• _Description of the task_: Return each entry exactly, with none missing.

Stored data
——
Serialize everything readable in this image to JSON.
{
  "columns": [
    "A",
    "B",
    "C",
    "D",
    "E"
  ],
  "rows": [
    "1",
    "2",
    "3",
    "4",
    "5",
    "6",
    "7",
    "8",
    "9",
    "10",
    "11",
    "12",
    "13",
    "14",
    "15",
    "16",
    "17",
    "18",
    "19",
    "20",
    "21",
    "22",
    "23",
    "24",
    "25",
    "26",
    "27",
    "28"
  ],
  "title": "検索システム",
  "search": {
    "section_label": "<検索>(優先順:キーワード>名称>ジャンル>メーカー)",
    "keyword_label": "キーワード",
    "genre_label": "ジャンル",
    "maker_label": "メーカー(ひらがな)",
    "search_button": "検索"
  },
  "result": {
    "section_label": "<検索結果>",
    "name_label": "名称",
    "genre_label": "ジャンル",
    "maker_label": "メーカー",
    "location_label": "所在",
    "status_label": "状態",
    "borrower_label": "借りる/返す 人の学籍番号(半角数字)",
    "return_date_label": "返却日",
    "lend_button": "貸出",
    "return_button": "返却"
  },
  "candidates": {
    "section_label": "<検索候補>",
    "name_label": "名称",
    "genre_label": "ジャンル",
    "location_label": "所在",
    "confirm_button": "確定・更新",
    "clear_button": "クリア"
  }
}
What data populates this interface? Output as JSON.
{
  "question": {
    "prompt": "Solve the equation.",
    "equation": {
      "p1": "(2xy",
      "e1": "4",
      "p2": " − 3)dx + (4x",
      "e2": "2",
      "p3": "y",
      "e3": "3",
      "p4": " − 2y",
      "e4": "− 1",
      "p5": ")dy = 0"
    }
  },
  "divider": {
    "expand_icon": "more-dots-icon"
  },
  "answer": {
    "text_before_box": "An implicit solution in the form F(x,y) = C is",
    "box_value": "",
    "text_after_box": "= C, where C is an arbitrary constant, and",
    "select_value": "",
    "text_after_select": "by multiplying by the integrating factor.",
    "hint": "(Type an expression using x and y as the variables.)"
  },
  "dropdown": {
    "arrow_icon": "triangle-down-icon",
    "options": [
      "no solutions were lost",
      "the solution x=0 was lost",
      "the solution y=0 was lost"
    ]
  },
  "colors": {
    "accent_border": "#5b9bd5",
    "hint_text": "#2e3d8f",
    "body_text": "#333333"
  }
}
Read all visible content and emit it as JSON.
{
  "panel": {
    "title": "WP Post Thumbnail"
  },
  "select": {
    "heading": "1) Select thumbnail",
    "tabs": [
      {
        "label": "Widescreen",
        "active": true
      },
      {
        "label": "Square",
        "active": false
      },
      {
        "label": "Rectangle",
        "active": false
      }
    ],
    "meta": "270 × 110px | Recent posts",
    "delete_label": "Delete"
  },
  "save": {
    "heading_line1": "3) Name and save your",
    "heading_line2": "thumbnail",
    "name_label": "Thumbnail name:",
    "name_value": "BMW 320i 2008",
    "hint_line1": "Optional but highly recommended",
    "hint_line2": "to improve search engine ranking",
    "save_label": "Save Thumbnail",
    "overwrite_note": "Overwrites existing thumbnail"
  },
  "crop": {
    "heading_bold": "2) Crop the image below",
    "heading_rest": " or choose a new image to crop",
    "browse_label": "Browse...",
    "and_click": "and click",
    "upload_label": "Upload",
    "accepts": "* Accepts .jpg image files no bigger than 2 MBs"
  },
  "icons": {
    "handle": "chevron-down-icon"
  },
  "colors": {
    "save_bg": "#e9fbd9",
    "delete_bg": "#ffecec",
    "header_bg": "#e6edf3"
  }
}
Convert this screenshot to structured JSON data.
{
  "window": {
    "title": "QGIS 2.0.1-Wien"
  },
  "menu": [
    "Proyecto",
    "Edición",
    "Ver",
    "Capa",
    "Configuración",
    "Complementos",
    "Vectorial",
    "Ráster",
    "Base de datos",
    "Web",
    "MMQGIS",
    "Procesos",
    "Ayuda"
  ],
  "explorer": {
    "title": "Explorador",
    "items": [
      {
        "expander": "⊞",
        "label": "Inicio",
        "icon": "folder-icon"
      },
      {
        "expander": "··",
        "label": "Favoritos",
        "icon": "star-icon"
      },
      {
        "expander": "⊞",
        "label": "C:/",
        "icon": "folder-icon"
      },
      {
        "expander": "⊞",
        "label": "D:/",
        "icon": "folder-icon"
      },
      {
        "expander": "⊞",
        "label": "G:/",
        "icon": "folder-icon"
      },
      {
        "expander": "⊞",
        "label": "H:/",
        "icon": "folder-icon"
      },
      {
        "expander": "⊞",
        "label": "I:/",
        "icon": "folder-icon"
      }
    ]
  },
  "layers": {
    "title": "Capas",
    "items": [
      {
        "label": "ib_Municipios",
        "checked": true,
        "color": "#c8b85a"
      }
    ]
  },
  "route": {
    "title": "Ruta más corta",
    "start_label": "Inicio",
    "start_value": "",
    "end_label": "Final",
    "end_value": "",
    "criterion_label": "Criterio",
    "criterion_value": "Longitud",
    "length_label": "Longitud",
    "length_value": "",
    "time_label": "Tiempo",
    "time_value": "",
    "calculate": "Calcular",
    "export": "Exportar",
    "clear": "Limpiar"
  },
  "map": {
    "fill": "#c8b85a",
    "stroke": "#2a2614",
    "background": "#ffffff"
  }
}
——
• _Solution below_:
Serialize everything readable in this image to JSON.
{
  "columns": [
    "A",
    "B",
    "C",
    "D",
    "E"
  ],
  "rows": [
    "1",
    "2",
    "3",
    "4",
    "5",
    "6",
    "7",
    "8",
    "9",
    "10",
    "11",
    "12",
    "13",
    "14",
    "15",
    "16",
    "17",
    "18",
    "19",
    "20",
    "21",
    "22",
    "23",
    "24",
    "25",
    "26",
    "27",
    "28"
  ],
  "title": "検索システム",
  "search": {
    "section_label": "<検索>(優先順:キーワード>名称>ジャンル>メーカー)",
    "keyword_label": "キーワード",
    "genre_label": "ジャンル",
    "maker_label": "メーカー(ひらがな)",
    "search_button": "検索"
  },
  "result": {
    "section_label": "<検索結果>",
    "name_label": "名称",
    "genre_label": "ジャンル",
    "maker_label": "メーカー",
    "location_label": "所在",
    "status_label": "状態",
    "borrower_label": "借りる/返す 人の学籍番号(半角数字)",
    "return_date_label": "返却日",
    "lend_button": "貸出",
    "return_button": "返却"
  },
  "candidates": {
    "section_label": "<検索候補>",
    "name_label": "名称",
    "genre_label": "ジャンル",
    "location_label": "所在",
    "confirm_button": "確定・更新",
    "clear_button": "クリア"
  }
}
What data populates this interface? Output as JSON.
{
  "question": {
    "prompt": "Solve the equation.",
    "equation": {
      "p1": "(2xy",
      "e1": "4",
      "p2": " − 3)dx + (4x",
      "e2": "2",
      "p3": "y",
      "e3": "3",
      "p4": " − 2y",
      "e4": "− 1",
      "p5": ")dy = 0"
    }
  },
  "divider": {
    "expand_icon": "more-dots-icon"
  },
  "answer": {
    "text_before_box": "An implicit solution in the form F(x,y) = C is",
    "box_value": "",
    "text_after_box": "= C, where C is an arbitrary constant, and",
    "select_value": "",
    "text_after_select": "by multiplying by the integrating factor.",
    "hint": "(Type an expression using x and y as the variables.)"
  },
  "dropdown": {
    "arrow_icon": "triangle-down-icon",
    "options": [
      "no solutions were lost",
      "the solution x=0 was lost",
      "the solution y=0 was lost"
    ]
  },
  "colors": {
    "accent_border": "#5b9bd5",
    "hint_text": "#2e3d8f",
    "body_text": "#333333"
  }
}
Read all visible content and emit it as JSON.
{
  "panel": {
    "title": "WP Post Thumbnail"
  },
  "select": {
    "heading": "1) Select thumbnail",
    "tabs": [
      {
        "label": "Widescreen",
        "active": true
      },
      {
        "label": "Square",
        "active": false
      },
      {
        "label": "Rectangle",
        "active": false
      }
    ],
    "meta": "270 × 110px | Recent posts",
    "delete_label": "Delete"
  },
  "save": {
    "heading_line1": "3) Name and save your",
    "heading_line2": "thumbnail",
    "name_label": "Thumbnail name:",
    "name_value": "BMW 320i 2008",
    "hint_line1": "Optional but highly recommended",
    "hint_line2": "to improve search engine ranking",
    "save_label": "Save Thumbnail",
    "overwrite_note": "Overwrites existing thumbnail"
  },
  "crop": {
    "heading_bold": "2) Crop the image below",
    "heading_rest": " or choose a new image to crop",
    "browse_label": "Browse...",
    "and_click": "and click",
    "upload_label": "Upload",
    "accepts": "* Accepts .jpg image files no bigger than 2 MBs"
  },
  "icons": {
    "handle": "chevron-down-icon"
  },
  "colors": {
    "save_bg": "#e9fbd9",
    "delete_bg": "#ffecec",
    "header_bg": "#e6edf3"
  }
}
Convert this screenshot to structured JSON data.
{
  "window": {
    "title": "QGIS 2.0.1-Wien"
  },
  "menu": [
    "Proyecto",
    "Edición",
    "Ver",
    "Capa",
    "Configuración",
    "Complementos",
    "Vectorial",
    "Ráster",
    "Base de datos",
    "Web",
    "MMQGIS",
    "Procesos",
    "Ayuda"
  ],
  "explorer": {
    "title": "Explorador",
    "items": [
      {
        "expander": "⊞",
        "label": "Inicio",
        "icon": "folder-icon"
      },
      {
        "expander": "··",
        "label": "Favoritos",
        "icon": "star-icon"
      },
      {
        "expander": "⊞",
        "label": "C:/",
        "icon": "folder-icon"
      },
      {
        "expander": "⊞",
        "label": "D:/",
        "icon": "folder-icon"
      },
      {
        "expander": "⊞",
        "label": "G:/",
        "icon": "folder-icon"
      },
      {
        "expander": "⊞",
        "label": "H:/",
        "icon": "folder-icon"
      },
      {
        "expander": "⊞",
        "label": "I:/",
        "icon": "folder-icon"
      }
    ]
  },
  "layers": {
    "title": "Capas",
    "items": [
      {
        "label": "ib_Municipios",
        "checked": true,
        "color": "#c8b85a"
      }
    ]
  },
  "route": {
    "title": "Ruta más corta",
    "start_label": "Inicio",
    "start_value": "",
    "end_label": "Final",
    "end_value": "",
    "criterion_label": "Criterio",
    "criterion_value": "Longitud",
    "length_label": "Longitud",
    "length_value": "",
    "time_label": "Tiempo",
    "time_value": "",
    "calculate": "Calcular",
    "export": "Exportar",
    "clear": "Limpiar"
  },
  "map": {
    "fill": "#c8b85a",
    "stroke": "#2a2614",
    "background": "#ffffff"
  }
}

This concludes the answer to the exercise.